**EXERCISE REQUIREMENTS:**
Show each line that has the string "échéance" in it.

Stored items
==============================

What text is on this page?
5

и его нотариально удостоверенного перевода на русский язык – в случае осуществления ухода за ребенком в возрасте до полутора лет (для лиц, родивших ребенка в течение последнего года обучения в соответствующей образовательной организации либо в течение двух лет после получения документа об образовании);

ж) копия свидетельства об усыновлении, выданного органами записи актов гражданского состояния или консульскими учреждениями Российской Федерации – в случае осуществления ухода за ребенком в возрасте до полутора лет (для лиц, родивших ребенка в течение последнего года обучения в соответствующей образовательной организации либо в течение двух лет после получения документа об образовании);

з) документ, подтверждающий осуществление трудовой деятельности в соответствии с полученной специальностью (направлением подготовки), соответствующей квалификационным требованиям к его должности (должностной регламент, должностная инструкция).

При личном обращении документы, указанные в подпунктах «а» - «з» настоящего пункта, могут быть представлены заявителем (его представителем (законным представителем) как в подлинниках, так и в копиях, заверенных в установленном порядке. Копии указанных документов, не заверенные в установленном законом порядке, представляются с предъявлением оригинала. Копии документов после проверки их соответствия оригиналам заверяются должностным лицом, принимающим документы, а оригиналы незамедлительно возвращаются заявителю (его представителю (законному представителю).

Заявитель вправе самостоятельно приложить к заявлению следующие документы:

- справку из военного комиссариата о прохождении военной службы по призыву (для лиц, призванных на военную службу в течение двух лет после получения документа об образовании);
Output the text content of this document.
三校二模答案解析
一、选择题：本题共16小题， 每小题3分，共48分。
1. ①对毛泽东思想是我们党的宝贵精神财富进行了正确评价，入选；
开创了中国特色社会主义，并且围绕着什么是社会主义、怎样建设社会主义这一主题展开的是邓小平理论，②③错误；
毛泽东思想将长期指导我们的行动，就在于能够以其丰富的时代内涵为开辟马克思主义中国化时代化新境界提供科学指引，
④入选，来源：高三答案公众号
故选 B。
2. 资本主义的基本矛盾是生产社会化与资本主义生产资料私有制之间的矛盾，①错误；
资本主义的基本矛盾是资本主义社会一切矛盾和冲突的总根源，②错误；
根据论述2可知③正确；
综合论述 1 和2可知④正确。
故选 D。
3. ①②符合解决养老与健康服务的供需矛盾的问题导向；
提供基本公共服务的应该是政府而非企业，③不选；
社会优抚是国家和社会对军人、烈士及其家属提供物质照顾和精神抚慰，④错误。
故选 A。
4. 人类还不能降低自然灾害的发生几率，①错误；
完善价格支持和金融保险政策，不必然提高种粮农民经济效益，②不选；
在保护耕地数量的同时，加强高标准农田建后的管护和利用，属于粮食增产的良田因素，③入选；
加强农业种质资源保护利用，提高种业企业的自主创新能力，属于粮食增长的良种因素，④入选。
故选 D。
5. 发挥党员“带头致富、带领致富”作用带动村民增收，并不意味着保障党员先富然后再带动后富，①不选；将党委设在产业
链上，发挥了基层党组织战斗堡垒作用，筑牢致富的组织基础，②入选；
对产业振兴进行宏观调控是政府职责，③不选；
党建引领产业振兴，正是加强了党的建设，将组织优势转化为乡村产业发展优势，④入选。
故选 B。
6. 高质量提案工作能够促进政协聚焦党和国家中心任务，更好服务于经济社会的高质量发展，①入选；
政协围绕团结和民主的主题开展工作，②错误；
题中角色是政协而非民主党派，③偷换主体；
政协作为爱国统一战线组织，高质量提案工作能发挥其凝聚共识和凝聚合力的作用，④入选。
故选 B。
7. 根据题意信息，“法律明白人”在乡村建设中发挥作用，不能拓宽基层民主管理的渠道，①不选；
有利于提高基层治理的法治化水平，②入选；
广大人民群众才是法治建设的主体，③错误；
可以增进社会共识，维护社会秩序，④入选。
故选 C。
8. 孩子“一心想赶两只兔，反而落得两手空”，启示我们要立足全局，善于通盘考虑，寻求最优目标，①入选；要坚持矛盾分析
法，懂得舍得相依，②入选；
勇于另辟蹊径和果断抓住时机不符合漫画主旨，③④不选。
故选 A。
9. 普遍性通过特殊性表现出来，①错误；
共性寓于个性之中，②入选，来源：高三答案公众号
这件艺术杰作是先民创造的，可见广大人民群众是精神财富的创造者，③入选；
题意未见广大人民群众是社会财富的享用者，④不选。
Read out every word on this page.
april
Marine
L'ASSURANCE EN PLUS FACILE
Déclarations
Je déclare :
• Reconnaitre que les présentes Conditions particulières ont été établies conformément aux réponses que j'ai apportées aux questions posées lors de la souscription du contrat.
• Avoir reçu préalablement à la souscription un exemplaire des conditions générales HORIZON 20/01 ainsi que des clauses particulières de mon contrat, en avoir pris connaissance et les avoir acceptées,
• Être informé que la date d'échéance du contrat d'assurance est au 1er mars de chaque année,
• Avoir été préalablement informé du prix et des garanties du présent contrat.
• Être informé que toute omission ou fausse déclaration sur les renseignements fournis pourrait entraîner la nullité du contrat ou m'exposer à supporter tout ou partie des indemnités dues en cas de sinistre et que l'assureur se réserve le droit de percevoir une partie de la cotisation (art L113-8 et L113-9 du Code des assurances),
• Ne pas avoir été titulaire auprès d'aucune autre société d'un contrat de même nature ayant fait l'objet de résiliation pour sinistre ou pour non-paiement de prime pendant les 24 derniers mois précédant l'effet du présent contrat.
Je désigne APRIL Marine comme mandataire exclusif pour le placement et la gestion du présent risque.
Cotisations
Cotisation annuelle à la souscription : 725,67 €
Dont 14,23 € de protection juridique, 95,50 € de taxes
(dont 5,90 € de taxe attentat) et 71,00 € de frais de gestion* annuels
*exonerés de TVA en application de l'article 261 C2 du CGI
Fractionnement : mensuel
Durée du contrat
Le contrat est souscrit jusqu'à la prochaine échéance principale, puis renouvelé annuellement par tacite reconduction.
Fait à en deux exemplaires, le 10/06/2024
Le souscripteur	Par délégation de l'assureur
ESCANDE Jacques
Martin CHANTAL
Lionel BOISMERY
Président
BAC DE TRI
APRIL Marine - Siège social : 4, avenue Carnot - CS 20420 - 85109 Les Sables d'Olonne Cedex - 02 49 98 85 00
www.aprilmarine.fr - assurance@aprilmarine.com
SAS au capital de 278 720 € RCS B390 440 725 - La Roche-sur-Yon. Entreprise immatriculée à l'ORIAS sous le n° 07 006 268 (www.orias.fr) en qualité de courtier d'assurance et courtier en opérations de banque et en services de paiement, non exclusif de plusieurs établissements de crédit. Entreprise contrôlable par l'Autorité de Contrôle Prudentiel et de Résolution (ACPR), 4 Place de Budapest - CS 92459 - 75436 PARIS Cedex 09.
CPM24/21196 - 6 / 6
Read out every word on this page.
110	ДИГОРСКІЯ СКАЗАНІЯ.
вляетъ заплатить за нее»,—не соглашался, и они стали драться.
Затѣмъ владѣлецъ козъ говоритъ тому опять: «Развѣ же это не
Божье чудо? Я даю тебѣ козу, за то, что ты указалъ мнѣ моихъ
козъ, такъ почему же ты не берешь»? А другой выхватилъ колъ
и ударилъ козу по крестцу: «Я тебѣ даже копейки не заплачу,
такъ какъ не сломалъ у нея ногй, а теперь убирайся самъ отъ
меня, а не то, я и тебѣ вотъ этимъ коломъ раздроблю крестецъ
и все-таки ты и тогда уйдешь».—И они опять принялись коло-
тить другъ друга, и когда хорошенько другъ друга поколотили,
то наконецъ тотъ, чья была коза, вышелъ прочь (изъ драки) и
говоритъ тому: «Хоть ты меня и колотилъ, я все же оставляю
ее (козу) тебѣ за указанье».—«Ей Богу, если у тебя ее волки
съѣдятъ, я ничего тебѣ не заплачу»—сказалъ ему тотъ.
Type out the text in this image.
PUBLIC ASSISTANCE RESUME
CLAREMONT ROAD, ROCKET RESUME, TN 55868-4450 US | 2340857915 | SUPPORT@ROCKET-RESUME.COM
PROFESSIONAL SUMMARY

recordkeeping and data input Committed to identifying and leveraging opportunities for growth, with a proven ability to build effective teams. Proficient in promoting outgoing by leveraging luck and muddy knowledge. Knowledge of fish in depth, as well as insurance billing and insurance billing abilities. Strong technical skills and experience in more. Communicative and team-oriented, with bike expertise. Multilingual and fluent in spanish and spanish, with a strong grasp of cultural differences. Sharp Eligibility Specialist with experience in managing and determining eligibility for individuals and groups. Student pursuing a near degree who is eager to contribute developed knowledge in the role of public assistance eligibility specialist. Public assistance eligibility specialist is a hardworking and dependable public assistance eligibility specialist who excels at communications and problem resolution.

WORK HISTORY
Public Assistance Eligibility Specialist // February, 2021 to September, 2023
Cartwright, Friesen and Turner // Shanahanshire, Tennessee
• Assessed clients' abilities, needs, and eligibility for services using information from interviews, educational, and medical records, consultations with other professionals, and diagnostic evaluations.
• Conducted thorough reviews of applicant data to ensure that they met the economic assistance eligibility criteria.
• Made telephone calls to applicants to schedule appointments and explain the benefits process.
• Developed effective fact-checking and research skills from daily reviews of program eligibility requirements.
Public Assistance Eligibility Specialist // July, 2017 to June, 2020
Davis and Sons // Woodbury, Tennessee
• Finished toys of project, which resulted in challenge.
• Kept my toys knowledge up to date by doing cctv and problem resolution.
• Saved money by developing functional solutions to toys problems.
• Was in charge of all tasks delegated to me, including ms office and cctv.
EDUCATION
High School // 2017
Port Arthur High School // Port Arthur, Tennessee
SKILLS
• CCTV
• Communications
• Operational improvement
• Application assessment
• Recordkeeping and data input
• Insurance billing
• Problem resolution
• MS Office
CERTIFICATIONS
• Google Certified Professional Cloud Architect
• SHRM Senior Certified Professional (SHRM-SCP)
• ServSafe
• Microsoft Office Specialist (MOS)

==============================

**FINAL ANSWER:**
• Être informé que la date d'échéance du contrat d'assurance est au 1er mars de chaque année,
Le contrat est souscrit jusqu'à la prochaine échéance principale, puis renouvelé annuellement par tacite reconduction.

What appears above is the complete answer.